DIRECTIVE: The complete listing should be restated exactly.

[BEGIN DATA FOR THE TASK]

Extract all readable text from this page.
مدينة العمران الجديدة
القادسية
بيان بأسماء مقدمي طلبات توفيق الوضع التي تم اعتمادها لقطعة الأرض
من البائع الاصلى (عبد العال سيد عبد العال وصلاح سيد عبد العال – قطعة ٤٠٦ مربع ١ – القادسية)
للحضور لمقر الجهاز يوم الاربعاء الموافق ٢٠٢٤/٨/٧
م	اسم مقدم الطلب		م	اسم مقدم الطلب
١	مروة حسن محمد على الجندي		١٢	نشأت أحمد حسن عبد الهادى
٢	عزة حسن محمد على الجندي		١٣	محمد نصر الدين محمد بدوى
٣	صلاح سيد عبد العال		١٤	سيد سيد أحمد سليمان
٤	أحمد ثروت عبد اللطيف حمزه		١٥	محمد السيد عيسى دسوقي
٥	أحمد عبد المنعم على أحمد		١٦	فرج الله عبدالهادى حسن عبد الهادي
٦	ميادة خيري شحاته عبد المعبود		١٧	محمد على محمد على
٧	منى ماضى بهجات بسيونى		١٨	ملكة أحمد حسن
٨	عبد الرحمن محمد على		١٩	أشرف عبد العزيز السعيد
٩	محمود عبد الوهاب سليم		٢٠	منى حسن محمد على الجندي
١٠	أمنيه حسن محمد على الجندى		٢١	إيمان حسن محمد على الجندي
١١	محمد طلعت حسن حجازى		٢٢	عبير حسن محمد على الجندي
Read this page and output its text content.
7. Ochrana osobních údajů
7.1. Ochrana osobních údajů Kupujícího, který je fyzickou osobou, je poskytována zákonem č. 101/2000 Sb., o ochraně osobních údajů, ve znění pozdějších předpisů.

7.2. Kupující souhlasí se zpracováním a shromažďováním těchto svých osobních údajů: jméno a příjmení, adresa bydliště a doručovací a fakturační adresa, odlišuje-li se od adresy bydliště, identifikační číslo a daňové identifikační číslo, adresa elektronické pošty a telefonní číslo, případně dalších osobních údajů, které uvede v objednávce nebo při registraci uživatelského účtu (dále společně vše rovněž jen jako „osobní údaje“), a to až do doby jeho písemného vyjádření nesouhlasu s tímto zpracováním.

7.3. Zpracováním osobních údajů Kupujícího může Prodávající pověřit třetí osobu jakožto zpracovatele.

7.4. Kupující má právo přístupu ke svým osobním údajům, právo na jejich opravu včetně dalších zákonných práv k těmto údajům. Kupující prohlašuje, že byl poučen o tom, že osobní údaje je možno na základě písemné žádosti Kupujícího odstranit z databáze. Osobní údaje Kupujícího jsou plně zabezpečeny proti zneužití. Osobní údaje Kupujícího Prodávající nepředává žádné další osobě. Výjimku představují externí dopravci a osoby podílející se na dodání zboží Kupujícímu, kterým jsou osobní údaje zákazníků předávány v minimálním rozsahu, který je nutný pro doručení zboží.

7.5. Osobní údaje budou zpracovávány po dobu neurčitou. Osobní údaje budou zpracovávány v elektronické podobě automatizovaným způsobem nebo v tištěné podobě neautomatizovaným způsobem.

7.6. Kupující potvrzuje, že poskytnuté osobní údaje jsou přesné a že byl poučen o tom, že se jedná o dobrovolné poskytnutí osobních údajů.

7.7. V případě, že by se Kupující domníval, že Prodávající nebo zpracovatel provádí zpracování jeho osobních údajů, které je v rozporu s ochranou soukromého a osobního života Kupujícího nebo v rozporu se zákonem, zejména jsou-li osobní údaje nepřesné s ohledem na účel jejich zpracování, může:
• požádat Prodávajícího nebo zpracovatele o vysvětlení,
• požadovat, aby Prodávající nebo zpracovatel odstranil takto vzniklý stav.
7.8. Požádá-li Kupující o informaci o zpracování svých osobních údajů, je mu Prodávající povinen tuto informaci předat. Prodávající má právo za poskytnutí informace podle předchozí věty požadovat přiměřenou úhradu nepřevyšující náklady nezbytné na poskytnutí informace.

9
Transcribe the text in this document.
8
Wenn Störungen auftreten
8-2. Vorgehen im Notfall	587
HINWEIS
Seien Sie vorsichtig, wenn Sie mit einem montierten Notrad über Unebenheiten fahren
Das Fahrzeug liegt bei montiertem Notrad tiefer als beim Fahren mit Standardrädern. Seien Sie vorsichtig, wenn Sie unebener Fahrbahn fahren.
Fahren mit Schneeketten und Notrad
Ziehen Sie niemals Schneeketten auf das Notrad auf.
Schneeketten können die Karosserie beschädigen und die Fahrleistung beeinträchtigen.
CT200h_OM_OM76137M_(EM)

[END DATA FOR THE TASK]

ANSWER IN FULL:
Extract all readable text from this page.
مدينة العمران الجديدة
القادسية
بيان بأسماء مقدمي طلبات توفيق الوضع التي تم اعتمادها لقطعة الأرض
من البائع الاصلى (عبد العال سيد عبد العال وصلاح سيد عبد العال – قطعة ٤٠٦ مربع ١ – القادسية)
للحضور لمقر الجهاز يوم الاربعاء الموافق ٢٠٢٤/٨/٧
م	اسم مقدم الطلب		م	اسم مقدم الطلب
١	مروة حسن محمد على الجندي		١٢	نشأت أحمد حسن عبد الهادى
٢	عزة حسن محمد على الجندي		١٣	محمد نصر الدين محمد بدوى
٣	صلاح سيد عبد العال		١٤	سيد سيد أحمد سليمان
٤	أحمد ثروت عبد اللطيف حمزه		١٥	محمد السيد عيسى دسوقي
٥	أحمد عبد المنعم على أحمد		١٦	فرج الله عبدالهادى حسن عبد الهادي
٦	ميادة خيري شحاته عبد المعبود		١٧	محمد على محمد على
٧	منى ماضى بهجات بسيونى		١٨	ملكة أحمد حسن
٨	عبد الرحمن محمد على		١٩	أشرف عبد العزيز السعيد
٩	محمود عبد الوهاب سليم		٢٠	منى حسن محمد على الجندي
١٠	أمنيه حسن محمد على الجندى		٢١	إيمان حسن محمد على الجندي
١١	محمد طلعت حسن حجازى		٢٢	عبير حسن محمد على الجندي
Read this page and output its text content.
7. Ochrana osobních údajů
7.1. Ochrana osobních údajů Kupujícího, který je fyzickou osobou, je poskytována zákonem č. 101/2000 Sb., o ochraně osobních údajů, ve znění pozdějších předpisů.

7.2. Kupující souhlasí se zpracováním a shromažďováním těchto svých osobních údajů: jméno a příjmení, adresa bydliště a doručovací a fakturační adresa, odlišuje-li se od adresy bydliště, identifikační číslo a daňové identifikační číslo, adresa elektronické pošty a telefonní číslo, případně dalších osobních údajů, které uvede v objednávce nebo při registraci uživatelského účtu (dále společně vše rovněž jen jako „osobní údaje“), a to až do doby jeho písemného vyjádření nesouhlasu s tímto zpracováním.

7.3. Zpracováním osobních údajů Kupujícího může Prodávající pověřit třetí osobu jakožto zpracovatele.

7.4. Kupující má právo přístupu ke svým osobním údajům, právo na jejich opravu včetně dalších zákonných práv k těmto údajům. Kupující prohlašuje, že byl poučen o tom, že osobní údaje je možno na základě písemné žádosti Kupujícího odstranit z databáze. Osobní údaje Kupujícího jsou plně zabezpečeny proti zneužití. Osobní údaje Kupujícího Prodávající nepředává žádné další osobě. Výjimku představují externí dopravci a osoby podílející se na dodání zboží Kupujícímu, kterým jsou osobní údaje zákazníků předávány v minimálním rozsahu, který je nutný pro doručení zboží.

7.5. Osobní údaje budou zpracovávány po dobu neurčitou. Osobní údaje budou zpracovávány v elektronické podobě automatizovaným způsobem nebo v tištěné podobě neautomatizovaným způsobem.

7.6. Kupující potvrzuje, že poskytnuté osobní údaje jsou přesné a že byl poučen o tom, že se jedná o dobrovolné poskytnutí osobních údajů.

7.7. V případě, že by se Kupující domníval, že Prodávající nebo zpracovatel provádí zpracování jeho osobních údajů, které je v rozporu s ochranou soukromého a osobního života Kupujícího nebo v rozporu se zákonem, zejména jsou-li osobní údaje nepřesné s ohledem na účel jejich zpracování, může:
• požádat Prodávajícího nebo zpracovatele o vysvětlení,
• požadovat, aby Prodávající nebo zpracovatel odstranil takto vzniklý stav.
7.8. Požádá-li Kupující o informaci o zpracování svých osobních údajů, je mu Prodávající povinen tuto informaci předat. Prodávající má právo za poskytnutí informace podle předchozí věty požadovat přiměřenou úhradu nepřevyšující náklady nezbytné na poskytnutí informace.

9
Transcribe the text in this document.
8
Wenn Störungen auftreten
8-2. Vorgehen im Notfall	587
HINWEIS
Seien Sie vorsichtig, wenn Sie mit einem montierten Notrad über Unebenheiten fahren
Das Fahrzeug liegt bei montiertem Notrad tiefer als beim Fahren mit Standardrädern. Seien Sie vorsichtig, wenn Sie unebener Fahrbahn fahren.
Fahren mit Schneeketten und Notrad
Ziehen Sie niemals Schneeketten auf das Notrad auf.
Schneeketten können die Karosserie beschädigen und die Fahrleistung beeinträchtigen.
CT200h_OM_OM76137M_(EM)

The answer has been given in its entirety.